======== Records to process
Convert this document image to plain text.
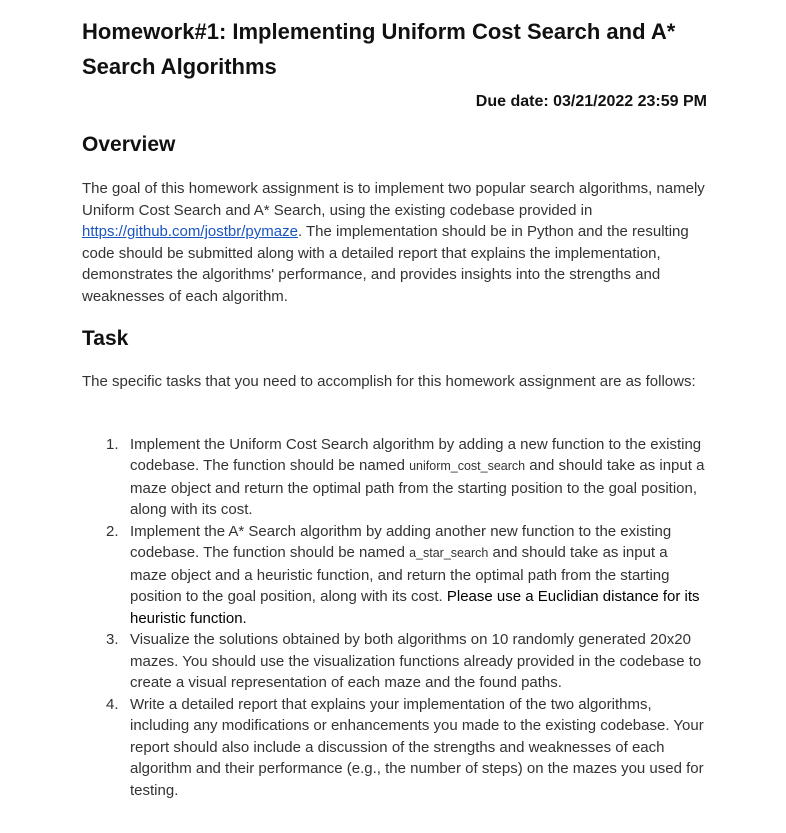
Homework#1: Implementing Uniform Cost Search and A* Search Algorithms
Due date: 03/21/2022 23:59 PM
Overview

The goal of this homework assignment is to implement two popular search algorithms, namely Uniform Cost Search and A* Search, using the existing codebase provided in https://github.com/jostbr/pymaze. The implementation should be in Python and the resulting code should be submitted along with a detailed report that explains the implementation, demonstrates the algorithms' performance, and provides insights into the strengths and weaknesses of each algorithm.

Task

The specific tasks that you need to accomplish for this homework assignment are as follows:

1. Implement the Uniform Cost Search algorithm by adding a new function to the existing codebase. The function should be named uniform_cost_search and should take as input a maze object and return the optimal path from the starting position to the goal position, along with its cost.
2. Implement the A* Search algorithm by adding another new function to the existing codebase. The function should be named a_star_search and should take as input a maze object and a heuristic function, and return the optimal path from the starting position to the goal position, along with its cost. Please use a Euclidian distance for its heuristic function.
3. Visualize the solutions obtained by both algorithms on 10 randomly generated 20x20 mazes. You should use the visualization functions already provided in the codebase to create a visual representation of each maze and the found paths.
4. Write a detailed report that explains your implementation of the two algorithms, including any modifications or enhancements you made to the existing codebase. Your report should also include a discussion of the strengths and weaknesses of each algorithm and their performance (e.g., the number of steps) on the mazes you used for testing.
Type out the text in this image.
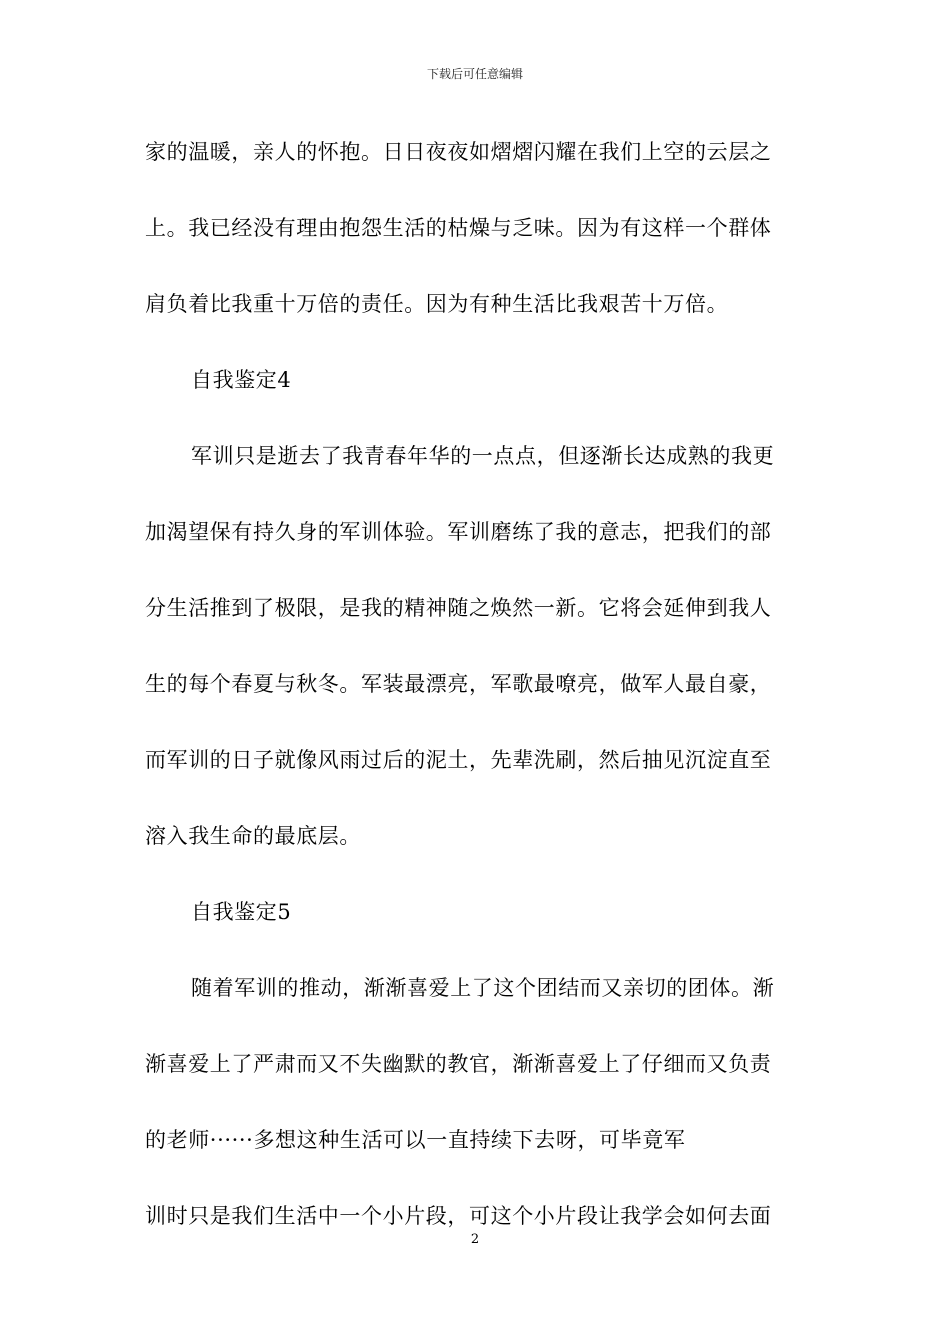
下载后可任意编辑
家的温暖，亲人的怀抱。日日夜夜如熠熠闪耀在我们上空的云层之
上。我已经没有理由抱怨生活的枯燥与乏味。因为有这样一个群体
肩负着比我重十万倍的责任。因为有种生活比我艰苦十万倍。
自我鉴定4
军训只是逝去了我青春年华的一点点，但逐渐长达成熟的我更
加渴望保有持久身的军训体验。军训磨练了我的意志，把我们的部
分生活推到了极限，是我的精神随之焕然一新。它将会延伸到我人
生的每个春夏与秋冬。军装最漂亮，军歌最嘹亮，做军人最自豪，
而军训的日子就像风雨过后的泥土，先辈洗刷，然后抽见沉淀直至
溶入我生命的最底层。
自我鉴定5
随着军训的推动，渐渐喜爱上了这个团结而又亲切的团体。渐
渐喜爱上了严肃而又不失幽默的教官，渐渐喜爱上了仔细而又负责
的老师······多想这种生活可以一直持续下去呀，可毕竟军
训时只是我们生活中一个小片段，可这个小片段让我学会如何去面
2
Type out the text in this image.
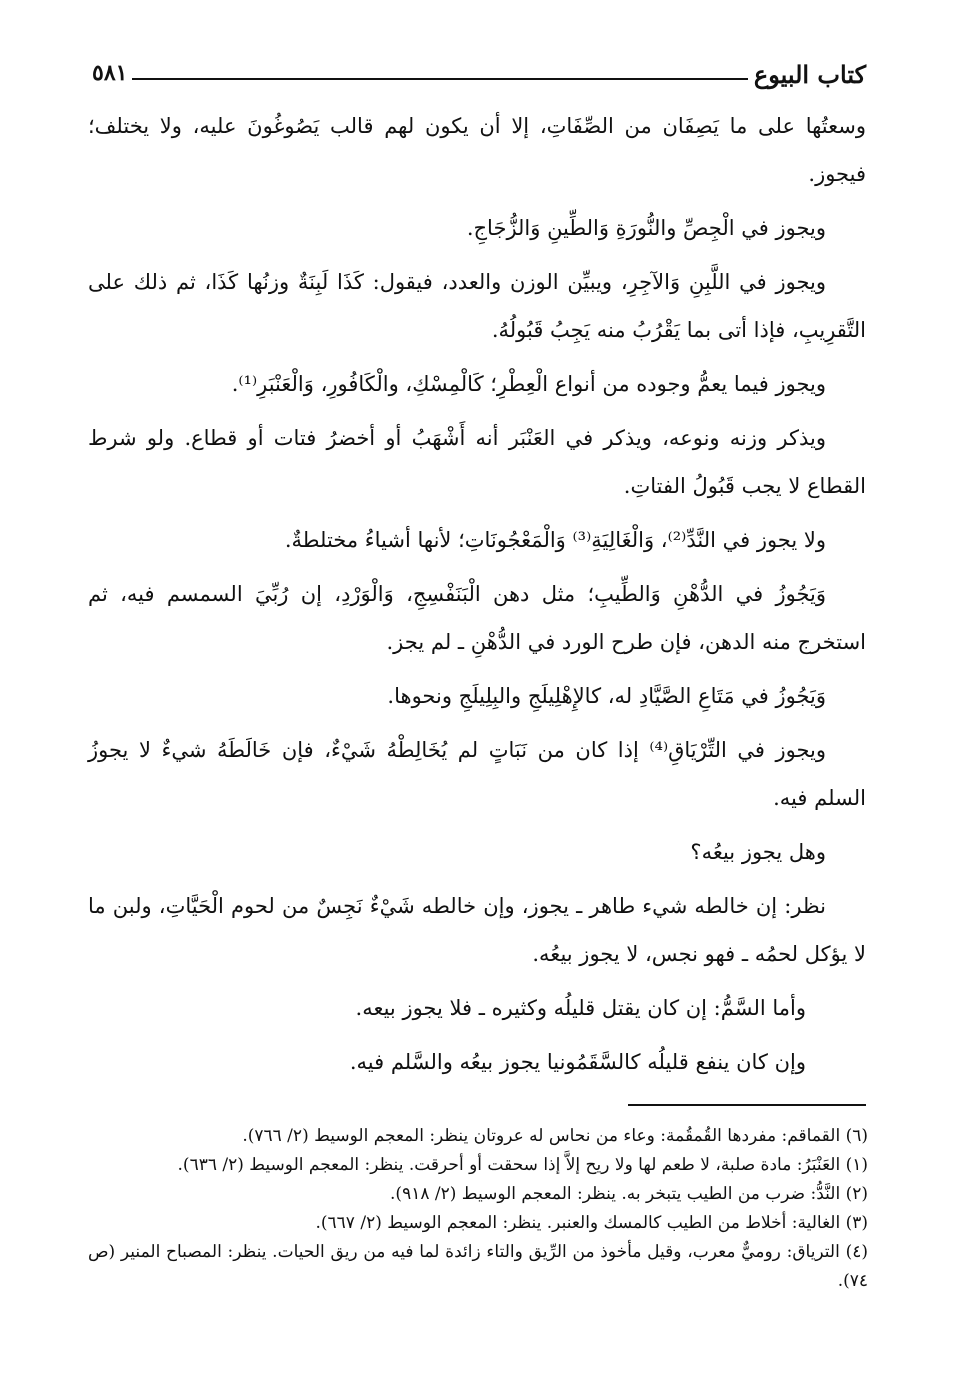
كتاب البيوع
٥٨١

وسعتُها على ما يَصِفَان من الصِّفَاتِ، إلا أن يكون لهم قالب يَصُوغُونَ عليه، ولا يختلف؛ فيجوز.

ويجوز في الْجِصِّ والنُّورَةِ وَالطِّينِ وَالزُّجَاجِ.

ويجوز في اللَّبِنِ وَالآجِرِ، ويبيِّن الوزن والعدد، فيقول: كَذَا لَبِنَةٌ وزنُها كَذَا، ثم ذلك على التَّقرِيبِ، فإذا أتى بما يَقْرُبُ منه يَجِبُ قَبُولُهُ.

ويجوز فيما يعمُّ وجوده من أنواع الْعِطْرِ؛ كَالْمِسْكِ، والْكَافُورِ، وَالْعَنْبَرِ⁽¹⁾.

ويذكر وزنه ونوعه، ويذكر في العَنْبَر أنه أَشْهَبُ أو أخضرُ فتات أو قطاع. ولو شرط القطاع لا يجب قَبُولُ الفتاتِ.

ولا يجوز في النَّدِّ⁽²⁾، وَالْغَالِيَةِ⁽³⁾ وَالْمَعْجُونَاتِ؛ لأنها أشياءُ مختلطةٌ.

وَيَجُوزُ في الدُّهْنِ وَالطِّيبِ؛ مثل دهن الْبَنَفْسِجِ، وَالْوَرْدِ، إن رُبِّيَ السمسم فيه، ثم استخرج منه الدهن، فإن طرح الورد في الدُّهْنِ ـ لم يجز.

وَيَجُوزُ في مَتَاعِ الصَّيَّادِ له، كالإِهْلِيلَجِ والبِلِيلَجِ ونحوها.

ويجوز في التِّرْيَاقِ⁽⁴⁾ إذا كان من نَبَاتٍ لم يُخَالِطْهُ شَيْءٌ، فإن خَالَطَهُ شيءٌ لا يجوزُ السلم فيه.

وهل يجوز بيعُه؟

نظر: إن خالطه شيء طاهر ـ يجوز، وإن خالطه شَيْءٌ نَجِسٌ من لحوم الْحَيَّاتِ، ولبن ما لا يؤكل لحمُه ـ فهو نجس، لا يجوز بيعُه.

وأما السَّمُّ: إن كان يقتل قليلُه وكثيره ـ فلا يجوز بيعه.

وإن كان ينفع قليلُه كالسَّقَمُونيا يجوز بيعُه والسَّلم فيه.

(٦) القماقم: مفردها القُمقُمة: وعاء من نحاس له عروتان ينظر: المعجم الوسيط (٢/ ٧٦٦).

(١) العَنْبَرُ: مادة صلبة، لا طعم لها ولا ريح إلاَّ إذا سحقت أو أحرقت. ينظر: المعجم الوسيط (٢/ ٦٣٦).

(٢) النَّدُّ: ضرب من الطيب يتبخر به. ينظر: المعجم الوسيط (٢/ ٩١٨).

(٣) الغالية: أخلاط من الطيب كالمسك والعنبر. ينظر: المعجم الوسيط (٢/ ٦٦٧).

(٤) الترياق: روميٌّ معرب، وقيل مأخوذ من الرِّيق والتاء زائدة لما فيه من ريق الحيات. ينظر: المصباح المنير (ص ٧٤).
================
** Stated goal **
Repeat all of the entries word for word, but omit the pictures.

** Solved exercise **
Convert this document image to plain text.
Homework#1: Implementing Uniform Cost Search and A* Search Algorithms
Due date: 03/21/2022 23:59 PM
Overview

The goal of this homework assignment is to implement two popular search algorithms, namely Uniform Cost Search and A* Search, using the existing codebase provided in https://github.com/jostbr/pymaze. The implementation should be in Python and the resulting code should be submitted along with a detailed report that explains the implementation, demonstrates the algorithms' performance, and provides insights into the strengths and weaknesses of each algorithm.

Task

The specific tasks that you need to accomplish for this homework assignment are as follows:

1. Implement the Uniform Cost Search algorithm by adding a new function to the existing codebase. The function should be named uniform_cost_search and should take as input a maze object and return the optimal path from the starting position to the goal position, along with its cost.
2. Implement the A* Search algorithm by adding another new function to the existing codebase. The function should be named a_star_search and should take as input a maze object and a heuristic function, and return the optimal path from the starting position to the goal position, along with its cost. Please use a Euclidian distance for its heuristic function.
3. Visualize the solutions obtained by both algorithms on 10 randomly generated 20x20 mazes. You should use the visualization functions already provided in the codebase to create a visual representation of each maze and the found paths.
4. Write a detailed report that explains your implementation of the two algorithms, including any modifications or enhancements you made to the existing codebase. Your report should also include a discussion of the strengths and weaknesses of each algorithm and their performance (e.g., the number of steps) on the mazes you used for testing.
Type out the text in this image.
下载后可任意编辑
家的温暖，亲人的怀抱。日日夜夜如熠熠闪耀在我们上空的云层之
上。我已经没有理由抱怨生活的枯燥与乏味。因为有这样一个群体
肩负着比我重十万倍的责任。因为有种生活比我艰苦十万倍。
自我鉴定4
军训只是逝去了我青春年华的一点点，但逐渐长达成熟的我更
加渴望保有持久身的军训体验。军训磨练了我的意志，把我们的部
分生活推到了极限，是我的精神随之焕然一新。它将会延伸到我人
生的每个春夏与秋冬。军装最漂亮，军歌最嘹亮，做军人最自豪，
而军训的日子就像风雨过后的泥土，先辈洗刷，然后抽见沉淀直至
溶入我生命的最底层。
自我鉴定5
随着军训的推动，渐渐喜爱上了这个团结而又亲切的团体。渐
渐喜爱上了严肃而又不失幽默的教官，渐渐喜爱上了仔细而又负责
的老师······多想这种生活可以一直持续下去呀，可毕竟军
训时只是我们生活中一个小片段，可这个小片段让我学会如何去面
2
Type out the text in this image.
كتاب البيوع
٥٨١

وسعتُها على ما يَصِفَان من الصِّفَاتِ، إلا أن يكون لهم قالب يَصُوغُونَ عليه، ولا يختلف؛ فيجوز.

ويجوز في الْجِصِّ والنُّورَةِ وَالطِّينِ وَالزُّجَاجِ.

ويجوز في اللَّبِنِ وَالآجِرِ، ويبيِّن الوزن والعدد، فيقول: كَذَا لَبِنَةٌ وزنُها كَذَا، ثم ذلك على التَّقرِيبِ، فإذا أتى بما يَقْرُبُ منه يَجِبُ قَبُولُهُ.

ويجوز فيما يعمُّ وجوده من أنواع الْعِطْرِ؛ كَالْمِسْكِ، والْكَافُورِ، وَالْعَنْبَرِ⁽¹⁾.

ويذكر وزنه ونوعه، ويذكر في العَنْبَر أنه أَشْهَبُ أو أخضرُ فتات أو قطاع. ولو شرط القطاع لا يجب قَبُولُ الفتاتِ.

ولا يجوز في النَّدِّ⁽²⁾، وَالْغَالِيَةِ⁽³⁾ وَالْمَعْجُونَاتِ؛ لأنها أشياءُ مختلطةٌ.

وَيَجُوزُ في الدُّهْنِ وَالطِّيبِ؛ مثل دهن الْبَنَفْسِجِ، وَالْوَرْدِ، إن رُبِّيَ السمسم فيه، ثم استخرج منه الدهن، فإن طرح الورد في الدُّهْنِ ـ لم يجز.

وَيَجُوزُ في مَتَاعِ الصَّيَّادِ له، كالإِهْلِيلَجِ والبِلِيلَجِ ونحوها.

ويجوز في التِّرْيَاقِ⁽⁴⁾ إذا كان من نَبَاتٍ لم يُخَالِطْهُ شَيْءٌ، فإن خَالَطَهُ شيءٌ لا يجوزُ السلم فيه.

وهل يجوز بيعُه؟

نظر: إن خالطه شيء طاهر ـ يجوز، وإن خالطه شَيْءٌ نَجِسٌ من لحوم الْحَيَّاتِ، ولبن ما لا يؤكل لحمُه ـ فهو نجس، لا يجوز بيعُه.

وأما السَّمُّ: إن كان يقتل قليلُه وكثيره ـ فلا يجوز بيعه.

وإن كان ينفع قليلُه كالسَّقَمُونيا يجوز بيعُه والسَّلم فيه.

(٦) القماقم: مفردها القُمقُمة: وعاء من نحاس له عروتان ينظر: المعجم الوسيط (٢/ ٧٦٦).

(١) العَنْبَرُ: مادة صلبة، لا طعم لها ولا ريح إلاَّ إذا سحقت أو أحرقت. ينظر: المعجم الوسيط (٢/ ٦٣٦).

(٢) النَّدُّ: ضرب من الطيب يتبخر به. ينظر: المعجم الوسيط (٢/ ٩١٨).

(٣) الغالية: أخلاط من الطيب كالمسك والعنبر. ينظر: المعجم الوسيط (٢/ ٦٦٧).

(٤) الترياق: روميٌّ معرب، وقيل مأخوذ من الرِّيق والتاء زائدة لما فيه من ريق الحيات. ينظر: المصباح المنير (ص ٧٤).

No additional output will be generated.